◆ Stated problem ◆
Images excluded, repeat each entry below exactly.

— BEGIN Entries supplied —

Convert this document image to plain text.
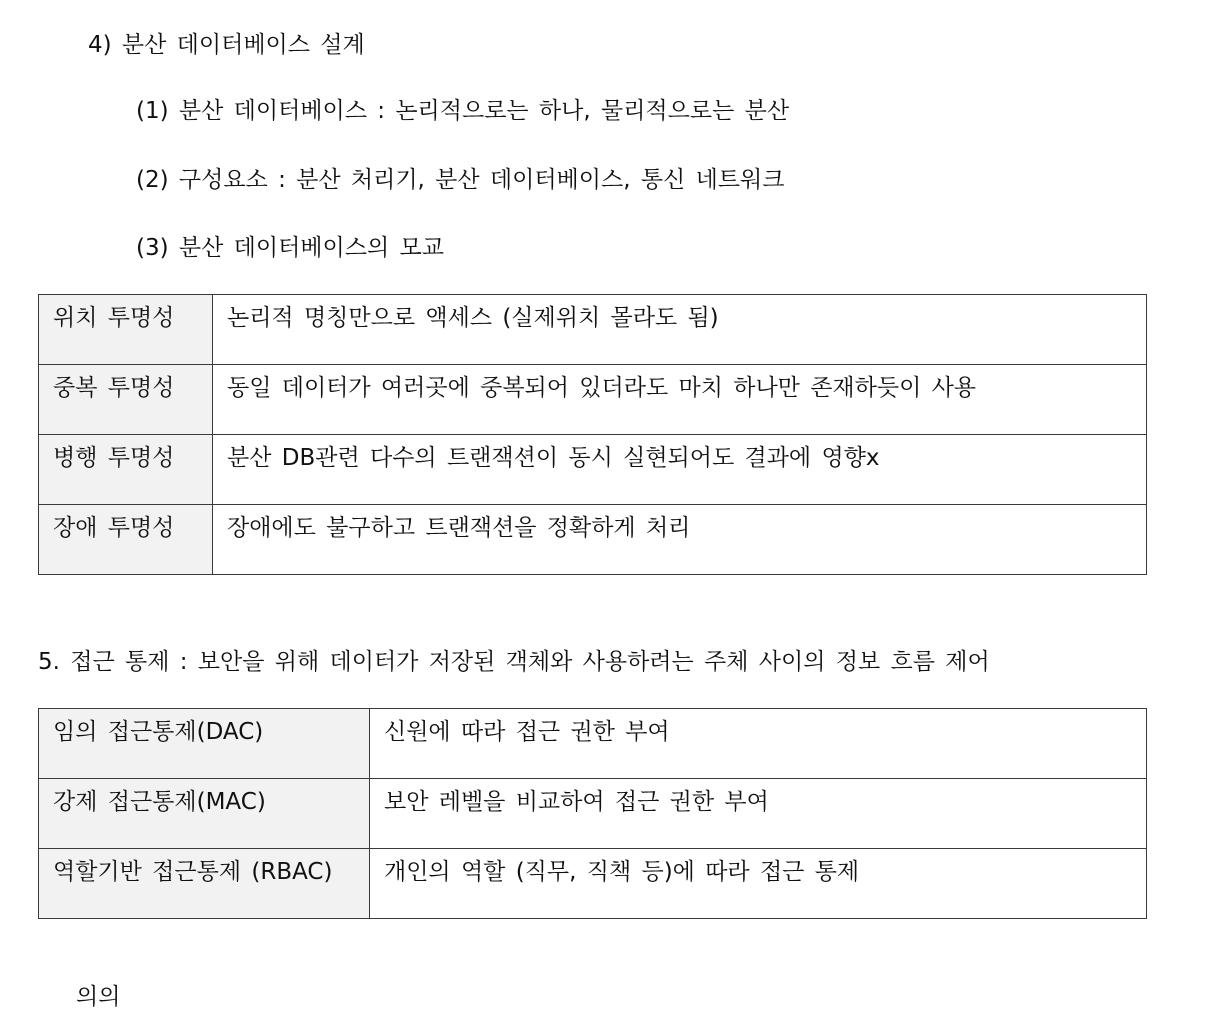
4) 분산 데이터베이스 설계
(1) 분산 데이터베이스 : 논리적으로는 하나, 물리적으로는 분산
(2) 구성요소 : 분산 처리기, 분산 데이터베이스, 통신 네트워크
(3) 분산 데이터베이스의 모교
위치 투명성	논리적 명칭만으로 액세스 (실제위치 몰라도 됨)
중복 투명성	동일 데이터가 여러곳에 중복되어 있더라도 마치 하나만 존재하듯이 사용
병행 투명성	분산 DB관련 다수의 트랜잭션이 동시 실현되어도 결과에 영향x
장애 투명성	장애에도 불구하고 트랜잭션을 정확하게 처리
5. 접근 통제 : 보안을 위해 데이터가 저장된 객체와 사용하려는 주체 사이의 정보 흐름 제어
임의 접근통제(DAC)	신원에 따라 접근 권한 부여
강제 접근통제(MAC)	보안 레벨을 비교하여 접근 권한 부여
역할기반 접근통제 (RBAC)	개인의 역할 (직무, 직책 등)에 따라 접근 통제
의의
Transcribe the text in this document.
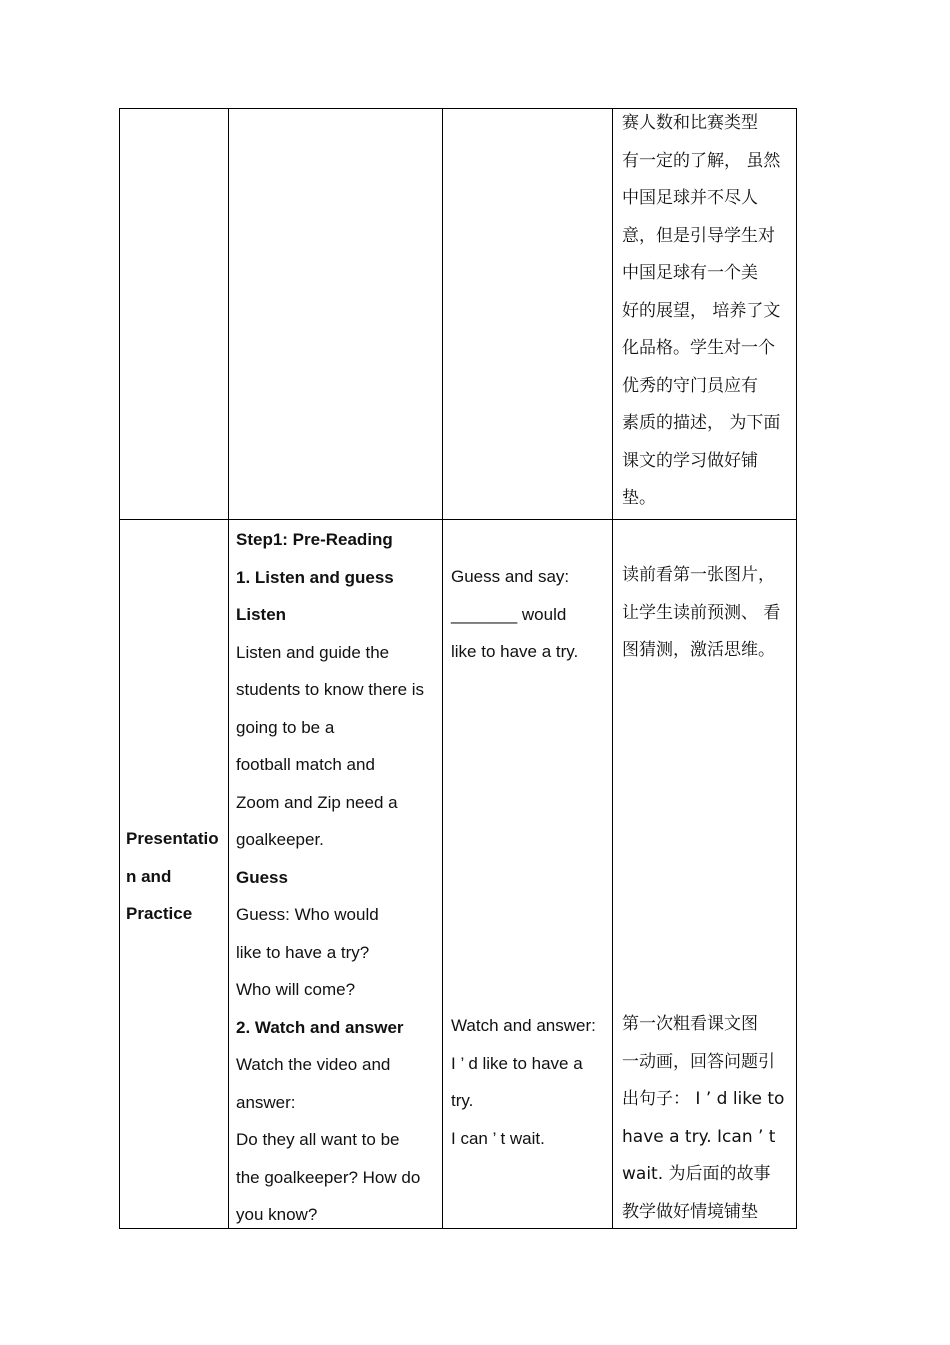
赛人数和比赛类型
有一定的了解， 虽然
中国足球并不尽人
意，但是引导学生对
中国足球有一个美
好的展望， 培养了文
化品格。学生对一个
优秀的守门员应有
素质的描述， 为下面
课文的学习做好铺
垫。
Presentatio
n and
Practice
Step1: Pre-Reading
1. Listen and guess
Listen
Listen and guide the
students to know there is
going to be a
football match and
Zoom and Zip need a
goalkeeper.
Guess
Guess: Who would
like to have a try?
Who will come?
2. Watch and answer
Watch the video and
answer:
Do they all want to be
the goalkeeper? How do
you know?
Guess and say:
_______ would
like to have a try.
Watch and answer:
I ’ d like to have a
try.
I can ’ t wait.
读前看第一张图片，
让学生读前预测、 看
图猜测，激活思维。
第一次粗看课文图
一动画，回答问题引
出句子： I ’ d like to
have a try. Ican ’ t
wait. 为后面的故事
教学做好情境铺垫
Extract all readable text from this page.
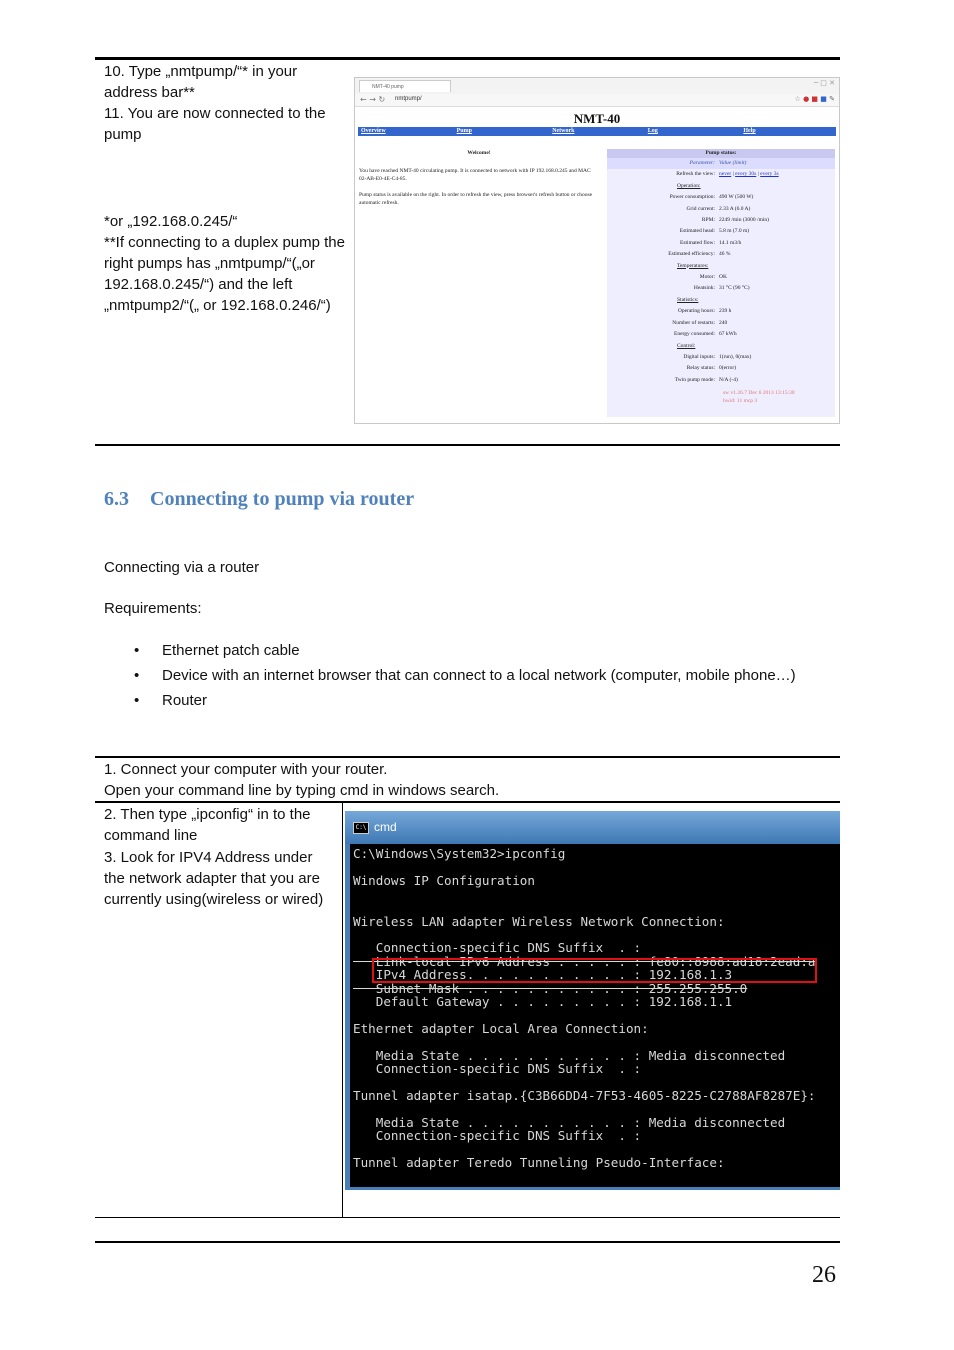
10. Type „nmtpump/“* in your address bar**
11. You are now connected to the pump
*or „192.168.0.245/“
**If connecting to a duplex pump the right pumps has „nmtpump/“(„or 192.168.0.245/“) and the left „nmtpump2/“(„ or 192.168.0.246/“)
NMT-40 pump	─ □ ✕
← → ↻ nmtpump/	☆ ● ■ ■ ✎
NMT-40
Overview	Pump	Network	Log	Help
Welcome!

You have reached NMT-40 circulating pump. It is connected to network with IP 192.168.0.245 and MAC 02-AB-E0-4E-C4-85.

Pump status is available on the right. In order to refresh the view, press browser's refresh button or choose automatic refresh.

Pump status:
Parameter: Value (limit)
Refresh the view: never | every 30s | every 3s
Operation:
Power consumption: 490 W (500 W)
Grid current: 2.33 A (6.0 A)
RPM: 2249 /min (3000 /min)
Estimated head: 5.8 m (7.0 m)
Estimated flow: 14.1 m3/h
Estimated efficiency: 46 %
Temperatures:
Motor: OK
Heatsink: 31 °C (90 °C)
Statistics:
Operating hours: 239 h
Number of restarts: 240
Energy consumed: 67 kWh
Control:
Digital inputs: 1(run), 0(max)
Relay status: 0(error)
Twin pump mode: N/A (-4)
sw v1.26.7 Dec 6 2013 13:15:38
hwid: 11 mcp 3
6.3 Connecting to pump via router
Connecting via a router
Requirements:
• Ethernet patch cable
• Device with an internet browser that can connect to a local network (computer, mobile phone…)
• Router
1. Connect your computer with your router.
Open your command line by typing cmd in windows search.
2. Then type „ipconfig“ in to the command line
3. Look for IPV4 Address under the network adapter that you are currently using(wireless or wired)
C:\ cmd
C:\Windows\System32>ipconfig
Windows IP Configuration
Wireless LAN adapter Wireless Network Connection:
Connection-specific DNS Suffix  . :
Link-local IPv6 Address . . . . . : fe80::8988:ad18:2ead:a
IPv4 Address. . . . . . . . . . . : 192.168.1.3
Subnet Mask . . . . . . . . . . . : 255.255.255.0
Default Gateway . . . . . . . . . : 192.168.1.1
Ethernet adapter Local Area Connection:
Media State . . . . . . . . . . . : Media disconnected
Connection-specific DNS Suffix  . :
Tunnel adapter isatap.{C3B66DD4-7F53-4605-8225-C2788AF8287E}:
Media State . . . . . . . . . . . : Media disconnected
Connection-specific DNS Suffix  . :
Tunnel adapter Teredo Tunneling Pseudo-Interface:
26
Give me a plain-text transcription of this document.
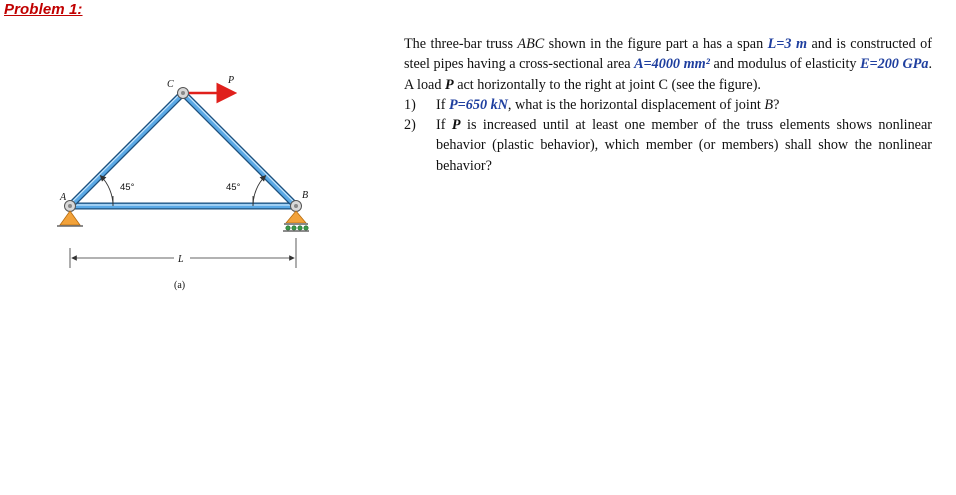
Problem 1:
C	P
A	B
45°	45°
L
(a)

The three-bar truss ABC shown in the figure part a has a span L=3 m and is constructed of steel pipes having a cross-sectional area A=4000 mm² and modulus of elasticity E=200 GPa. A load P act horizontally to the right at joint C (see the figure).

1)	If P=650 kN, what is the horizontal displacement of joint B?
2)	If P is increased until at least one member of the truss elements shows nonlinear behavior (plastic behavior), which member (or members) shall show the nonlinear behavior?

— END Entries supplied —

◆ The solution ◆
Convert this document image to plain text.
4) 분산 데이터베이스 설계
(1) 분산 데이터베이스 : 논리적으로는 하나, 물리적으로는 분산
(2) 구성요소 : 분산 처리기, 분산 데이터베이스, 통신 네트워크
(3) 분산 데이터베이스의 모교
위치 투명성	논리적 명칭만으로 액세스 (실제위치 몰라도 됨)
중복 투명성	동일 데이터가 여러곳에 중복되어 있더라도 마치 하나만 존재하듯이 사용
병행 투명성	분산 DB관련 다수의 트랜잭션이 동시 실현되어도 결과에 영향x
장애 투명성	장애에도 불구하고 트랜잭션을 정확하게 처리
5. 접근 통제 : 보안을 위해 데이터가 저장된 객체와 사용하려는 주체 사이의 정보 흐름 제어
임의 접근통제(DAC)	신원에 따라 접근 권한 부여
강제 접근통제(MAC)	보안 레벨을 비교하여 접근 권한 부여
역할기반 접근통제 (RBAC)	개인의 역할 (직무, 직책 등)에 따라 접근 통제
의의
Transcribe the text in this document.
赛人数和比赛类型
有一定的了解， 虽然
中国足球并不尽人
意，但是引导学生对
中国足球有一个美
好的展望， 培养了文
化品格。学生对一个
优秀的守门员应有
素质的描述， 为下面
课文的学习做好铺
垫。
Presentatio
n and
Practice
Step1: Pre-Reading
1. Listen and guess
Listen
Listen and guide the
students to know there is
going to be a
football match and
Zoom and Zip need a
goalkeeper.
Guess
Guess: Who would
like to have a try?
Who will come?
2. Watch and answer
Watch the video and
answer:
Do they all want to be
the goalkeeper? How do
you know?
Guess and say:
_______ would
like to have a try.
Watch and answer:
I ’ d like to have a
try.
I can ’ t wait.
读前看第一张图片，
让学生读前预测、 看
图猜测，激活思维。
第一次粗看课文图
一动画，回答问题引
出句子： I ’ d like to
have a try. Ican ’ t
wait. 为后面的故事
教学做好情境铺垫
Extract all readable text from this page.
10. Type „nmtpump/“* in your address bar**
11. You are now connected to the pump
*or „192.168.0.245/“
**If connecting to a duplex pump the right pumps has „nmtpump/“(„or 192.168.0.245/“) and the left „nmtpump2/“(„ or 192.168.0.246/“)
NMT-40 pump	─ □ ✕
← → ↻ nmtpump/	☆ ● ■ ■ ✎
NMT-40
Overview	Pump	Network	Log	Help
Welcome!

You have reached NMT-40 circulating pump. It is connected to network with IP 192.168.0.245 and MAC 02-AB-E0-4E-C4-85.

Pump status is available on the right. In order to refresh the view, press browser's refresh button or choose automatic refresh.

Pump status:
Parameter: Value (limit)
Refresh the view: never | every 30s | every 3s
Operation:
Power consumption: 490 W (500 W)
Grid current: 2.33 A (6.0 A)
RPM: 2249 /min (3000 /min)
Estimated head: 5.8 m (7.0 m)
Estimated flow: 14.1 m3/h
Estimated efficiency: 46 %
Temperatures:
Motor: OK
Heatsink: 31 °C (90 °C)
Statistics:
Operating hours: 239 h
Number of restarts: 240
Energy consumed: 67 kWh
Control:
Digital inputs: 1(run), 0(max)
Relay status: 0(error)
Twin pump mode: N/A (-4)
sw v1.26.7 Dec 6 2013 13:15:38
hwid: 11 mcp 3
6.3 Connecting to pump via router
Connecting via a router
Requirements:
• Ethernet patch cable
• Device with an internet browser that can connect to a local network (computer, mobile phone…)
• Router
1. Connect your computer with your router.
Open your command line by typing cmd in windows search.
2. Then type „ipconfig“ in to the command line
3. Look for IPV4 Address under the network adapter that you are currently using(wireless or wired)
C:\ cmd
C:\Windows\System32>ipconfig
Windows IP Configuration
Wireless LAN adapter Wireless Network Connection:
Connection-specific DNS Suffix  . :
Link-local IPv6 Address . . . . . : fe80::8988:ad18:2ead:a
IPv4 Address. . . . . . . . . . . : 192.168.1.3
Subnet Mask . . . . . . . . . . . : 255.255.255.0
Default Gateway . . . . . . . . . : 192.168.1.1
Ethernet adapter Local Area Connection:
Media State . . . . . . . . . . . : Media disconnected
Connection-specific DNS Suffix  . :
Tunnel adapter isatap.{C3B66DD4-7F53-4605-8225-C2788AF8287E}:
Media State . . . . . . . . . . . : Media disconnected
Connection-specific DNS Suffix  . :
Tunnel adapter Teredo Tunneling Pseudo-Interface:
26
Give me a plain-text transcription of this document.
Problem 1:
C	P
A	B
45°	45°
L
(a)

The three-bar truss ABC shown in the figure part a has a span L=3 m and is constructed of steel pipes having a cross-sectional area A=4000 mm² and modulus of elasticity E=200 GPa. A load P act horizontally to the right at joint C (see the figure).

1)	If P=650 kN, what is the horizontal displacement of joint B?
2)	If P is increased until at least one member of the truss elements shows nonlinear behavior (plastic behavior), which member (or members) shall show the nonlinear behavior?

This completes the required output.